Task details: Write down each entry again, exactly as it reads.

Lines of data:
-=-=-=-=-
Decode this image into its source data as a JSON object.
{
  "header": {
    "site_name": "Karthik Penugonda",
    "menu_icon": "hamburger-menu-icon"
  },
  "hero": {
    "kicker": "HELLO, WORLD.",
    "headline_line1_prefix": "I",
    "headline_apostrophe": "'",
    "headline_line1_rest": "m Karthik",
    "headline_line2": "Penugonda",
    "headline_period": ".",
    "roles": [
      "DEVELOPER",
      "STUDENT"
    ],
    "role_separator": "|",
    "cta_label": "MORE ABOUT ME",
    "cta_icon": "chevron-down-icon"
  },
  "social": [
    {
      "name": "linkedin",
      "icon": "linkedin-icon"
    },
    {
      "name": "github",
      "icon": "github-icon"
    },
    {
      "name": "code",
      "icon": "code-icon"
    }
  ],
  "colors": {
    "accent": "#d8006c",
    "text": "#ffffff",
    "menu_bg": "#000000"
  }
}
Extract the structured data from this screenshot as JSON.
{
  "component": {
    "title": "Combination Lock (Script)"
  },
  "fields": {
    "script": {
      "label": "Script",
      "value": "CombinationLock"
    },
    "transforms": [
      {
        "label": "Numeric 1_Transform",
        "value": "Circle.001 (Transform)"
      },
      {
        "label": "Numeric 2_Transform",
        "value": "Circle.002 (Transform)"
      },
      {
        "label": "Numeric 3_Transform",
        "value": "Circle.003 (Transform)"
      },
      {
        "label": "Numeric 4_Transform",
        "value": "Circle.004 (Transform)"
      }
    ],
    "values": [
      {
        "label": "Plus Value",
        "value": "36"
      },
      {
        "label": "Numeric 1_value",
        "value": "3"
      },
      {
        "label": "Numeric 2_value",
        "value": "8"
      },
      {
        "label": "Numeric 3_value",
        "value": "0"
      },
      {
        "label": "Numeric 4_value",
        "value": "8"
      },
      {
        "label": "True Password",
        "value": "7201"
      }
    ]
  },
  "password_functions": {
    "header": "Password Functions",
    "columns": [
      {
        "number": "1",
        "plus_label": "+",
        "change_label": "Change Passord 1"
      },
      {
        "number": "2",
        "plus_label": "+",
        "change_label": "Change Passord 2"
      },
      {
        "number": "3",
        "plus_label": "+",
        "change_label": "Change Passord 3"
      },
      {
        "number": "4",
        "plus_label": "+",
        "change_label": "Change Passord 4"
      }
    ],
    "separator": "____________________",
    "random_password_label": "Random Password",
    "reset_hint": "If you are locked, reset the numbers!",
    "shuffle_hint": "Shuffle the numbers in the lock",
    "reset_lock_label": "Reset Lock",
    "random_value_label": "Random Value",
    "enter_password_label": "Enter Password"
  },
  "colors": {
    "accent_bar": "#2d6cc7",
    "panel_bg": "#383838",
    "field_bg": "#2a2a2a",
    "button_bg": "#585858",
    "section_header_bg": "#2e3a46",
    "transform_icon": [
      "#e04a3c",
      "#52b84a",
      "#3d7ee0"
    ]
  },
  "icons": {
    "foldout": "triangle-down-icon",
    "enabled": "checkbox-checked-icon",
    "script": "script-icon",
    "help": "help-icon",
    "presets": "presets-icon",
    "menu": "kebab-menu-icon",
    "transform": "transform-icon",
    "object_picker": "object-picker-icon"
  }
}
-=-=-=-=-
Result:
Decode this image into its source data as a JSON object.
{
  "header": {
    "site_name": "Karthik Penugonda",
    "menu_icon": "hamburger-menu-icon"
  },
  "hero": {
    "kicker": "HELLO, WORLD.",
    "headline_line1_prefix": "I",
    "headline_apostrophe": "'",
    "headline_line1_rest": "m Karthik",
    "headline_line2": "Penugonda",
    "headline_period": ".",
    "roles": [
      "DEVELOPER",
      "STUDENT"
    ],
    "role_separator": "|",
    "cta_label": "MORE ABOUT ME",
    "cta_icon": "chevron-down-icon"
  },
  "social": [
    {
      "name": "linkedin",
      "icon": "linkedin-icon"
    },
    {
      "name": "github",
      "icon": "github-icon"
    },
    {
      "name": "code",
      "icon": "code-icon"
    }
  ],
  "colors": {
    "accent": "#d8006c",
    "text": "#ffffff",
    "menu_bg": "#000000"
  }
}
Extract the structured data from this screenshot as JSON.
{
  "component": {
    "title": "Combination Lock (Script)"
  },
  "fields": {
    "script": {
      "label": "Script",
      "value": "CombinationLock"
    },
    "transforms": [
      {
        "label": "Numeric 1_Transform",
        "value": "Circle.001 (Transform)"
      },
      {
        "label": "Numeric 2_Transform",
        "value": "Circle.002 (Transform)"
      },
      {
        "label": "Numeric 3_Transform",
        "value": "Circle.003 (Transform)"
      },
      {
        "label": "Numeric 4_Transform",
        "value": "Circle.004 (Transform)"
      }
    ],
    "values": [
      {
        "label": "Plus Value",
        "value": "36"
      },
      {
        "label": "Numeric 1_value",
        "value": "3"
      },
      {
        "label": "Numeric 2_value",
        "value": "8"
      },
      {
        "label": "Numeric 3_value",
        "value": "0"
      },
      {
        "label": "Numeric 4_value",
        "value": "8"
      },
      {
        "label": "True Password",
        "value": "7201"
      }
    ]
  },
  "password_functions": {
    "header": "Password Functions",
    "columns": [
      {
        "number": "1",
        "plus_label": "+",
        "change_label": "Change Passord 1"
      },
      {
        "number": "2",
        "plus_label": "+",
        "change_label": "Change Passord 2"
      },
      {
        "number": "3",
        "plus_label": "+",
        "change_label": "Change Passord 3"
      },
      {
        "number": "4",
        "plus_label": "+",
        "change_label": "Change Passord 4"
      }
    ],
    "separator": "____________________",
    "random_password_label": "Random Password",
    "reset_hint": "If you are locked, reset the numbers!",
    "shuffle_hint": "Shuffle the numbers in the lock",
    "reset_lock_label": "Reset Lock",
    "random_value_label": "Random Value",
    "enter_password_label": "Enter Password"
  },
  "colors": {
    "accent_bar": "#2d6cc7",
    "panel_bg": "#383838",
    "field_bg": "#2a2a2a",
    "button_bg": "#585858",
    "section_header_bg": "#2e3a46",
    "transform_icon": [
      "#e04a3c",
      "#52b84a",
      "#3d7ee0"
    ]
  },
  "icons": {
    "foldout": "triangle-down-icon",
    "enabled": "checkbox-checked-icon",
    "script": "script-icon",
    "help": "help-icon",
    "presets": "presets-icon",
    "menu": "kebab-menu-icon",
    "transform": "transform-icon",
    "object_picker": "object-picker-icon"
  }
}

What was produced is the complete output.